» WHAT THE TASK ASKS: In your copy, leave out the pictures; write out all the data exactly.

» PROVIDED DATA:
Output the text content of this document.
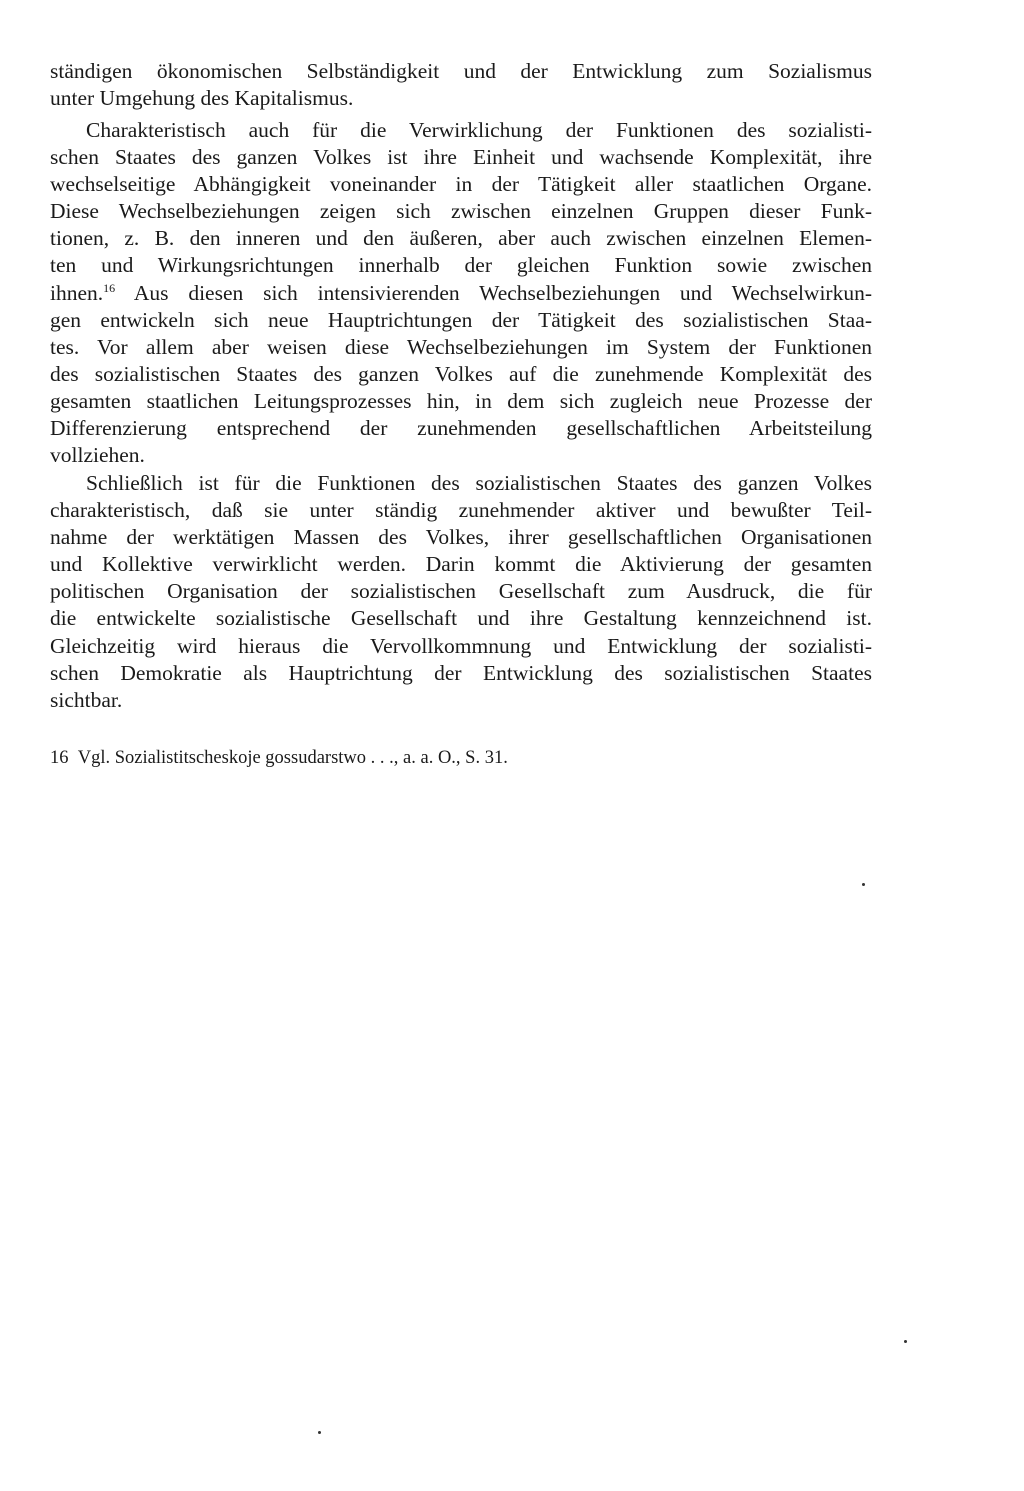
ständigen ökonomischen Selbständigkeit und der Entwicklung zum Sozialismus
unter Umgehung des Kapitalismus.
Charakteristisch auch für die Verwirklichung der Funktionen des sozialisti-
schen Staates des ganzen Volkes ist ihre Einheit und wachsende Komplexität, ihre
wechselseitige Abhängigkeit voneinander in der Tätigkeit aller staatlichen Organe.
Diese Wechselbeziehungen zeigen sich zwischen einzelnen Gruppen dieser Funk-
tionen, z. B. den inneren und den äußeren, aber auch zwischen einzelnen Elemen-
ten und Wirkungsrichtungen innerhalb der gleichen Funktion sowie zwischen
ihnen.$^{16}$ Aus diesen sich intensivierenden Wechselbeziehungen und Wechselwirkun-
gen entwickeln sich neue Hauptrichtungen der Tätigkeit des sozialistischen Staa-
tes. Vor allem aber weisen diese Wechselbeziehungen im System der Funktionen
des sozialistischen Staates des ganzen Volkes auf die zunehmende Komplexität des
gesamten staatlichen Leitungsprozesses hin, in dem sich zugleich neue Prozesse der
Differenzierung entsprechend der zunehmenden gesellschaftlichen Arbeitsteilung
vollziehen.
Schließlich ist für die Funktionen des sozialistischen Staates des ganzen Volkes
charakteristisch, daß sie unter ständig zunehmender aktiver und bewußter Teil-
nahme der werktätigen Massen des Volkes, ihrer gesellschaftlichen Organisationen
und Kollektive verwirklicht werden. Darin kommt die Aktivierung der gesamten
politischen Organisation der sozialistischen Gesellschaft zum Ausdruck, die für
die entwickelte sozialistische Gesellschaft und ihre Gestaltung kennzeichnend ist.
Gleichzeitig wird hieraus die Vervollkommnung und Entwicklung der sozialisti-
schen Demokratie als Hauptrichtung der Entwicklung des sozialistischen Staates
sichtbar.
16 Vgl. Sozialistitscheskoje gossudarstwo . . ., a. a. O., S. 31.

» PROBLEM SOLUTION:
Output the text content of this document.
ständigen ökonomischen Selbständigkeit und der Entwicklung zum Sozialismus
unter Umgehung des Kapitalismus.
Charakteristisch auch für die Verwirklichung der Funktionen des sozialisti-
schen Staates des ganzen Volkes ist ihre Einheit und wachsende Komplexität, ihre
wechselseitige Abhängigkeit voneinander in der Tätigkeit aller staatlichen Organe.
Diese Wechselbeziehungen zeigen sich zwischen einzelnen Gruppen dieser Funk-
tionen, z. B. den inneren und den äußeren, aber auch zwischen einzelnen Elemen-
ten und Wirkungsrichtungen innerhalb der gleichen Funktion sowie zwischen
ihnen.$^{16}$ Aus diesen sich intensivierenden Wechselbeziehungen und Wechselwirkun-
gen entwickeln sich neue Hauptrichtungen der Tätigkeit des sozialistischen Staa-
tes. Vor allem aber weisen diese Wechselbeziehungen im System der Funktionen
des sozialistischen Staates des ganzen Volkes auf die zunehmende Komplexität des
gesamten staatlichen Leitungsprozesses hin, in dem sich zugleich neue Prozesse der
Differenzierung entsprechend der zunehmenden gesellschaftlichen Arbeitsteilung
vollziehen.
Schließlich ist für die Funktionen des sozialistischen Staates des ganzen Volkes
charakteristisch, daß sie unter ständig zunehmender aktiver und bewußter Teil-
nahme der werktätigen Massen des Volkes, ihrer gesellschaftlichen Organisationen
und Kollektive verwirklicht werden. Darin kommt die Aktivierung der gesamten
politischen Organisation der sozialistischen Gesellschaft zum Ausdruck, die für
die entwickelte sozialistische Gesellschaft und ihre Gestaltung kennzeichnend ist.
Gleichzeitig wird hieraus die Vervollkommnung und Entwicklung der sozialisti-
schen Demokratie als Hauptrichtung der Entwicklung des sozialistischen Staates
sichtbar.
16 Vgl. Sozialistitscheskoje gossudarstwo . . ., a. a. O., S. 31.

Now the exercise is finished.